[Data entries for graphics]
···
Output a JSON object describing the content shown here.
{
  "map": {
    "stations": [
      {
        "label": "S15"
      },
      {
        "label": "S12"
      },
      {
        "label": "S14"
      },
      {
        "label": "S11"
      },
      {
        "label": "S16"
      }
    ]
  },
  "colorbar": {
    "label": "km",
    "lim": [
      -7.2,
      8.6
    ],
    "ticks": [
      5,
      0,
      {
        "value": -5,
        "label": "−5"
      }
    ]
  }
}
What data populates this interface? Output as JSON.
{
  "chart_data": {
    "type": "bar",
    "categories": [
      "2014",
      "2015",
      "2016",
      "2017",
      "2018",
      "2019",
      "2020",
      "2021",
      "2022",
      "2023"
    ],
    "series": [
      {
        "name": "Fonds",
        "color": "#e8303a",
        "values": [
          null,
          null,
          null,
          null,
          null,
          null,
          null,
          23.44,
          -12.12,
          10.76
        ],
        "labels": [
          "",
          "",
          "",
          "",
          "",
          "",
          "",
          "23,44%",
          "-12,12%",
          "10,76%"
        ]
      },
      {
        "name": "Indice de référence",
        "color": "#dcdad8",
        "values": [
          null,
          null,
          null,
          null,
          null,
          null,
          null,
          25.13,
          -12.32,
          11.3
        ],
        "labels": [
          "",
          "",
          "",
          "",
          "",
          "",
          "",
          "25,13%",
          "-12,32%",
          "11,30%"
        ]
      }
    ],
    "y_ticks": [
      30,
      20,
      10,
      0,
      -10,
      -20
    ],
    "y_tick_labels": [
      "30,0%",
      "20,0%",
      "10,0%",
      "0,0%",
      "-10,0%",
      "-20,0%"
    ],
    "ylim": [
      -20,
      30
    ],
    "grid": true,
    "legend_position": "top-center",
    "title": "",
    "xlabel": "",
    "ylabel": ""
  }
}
···
Problem to solve: From the material given, work out how many lines hold the string "JSON"; state that number and nothing further.

Correct answer: 2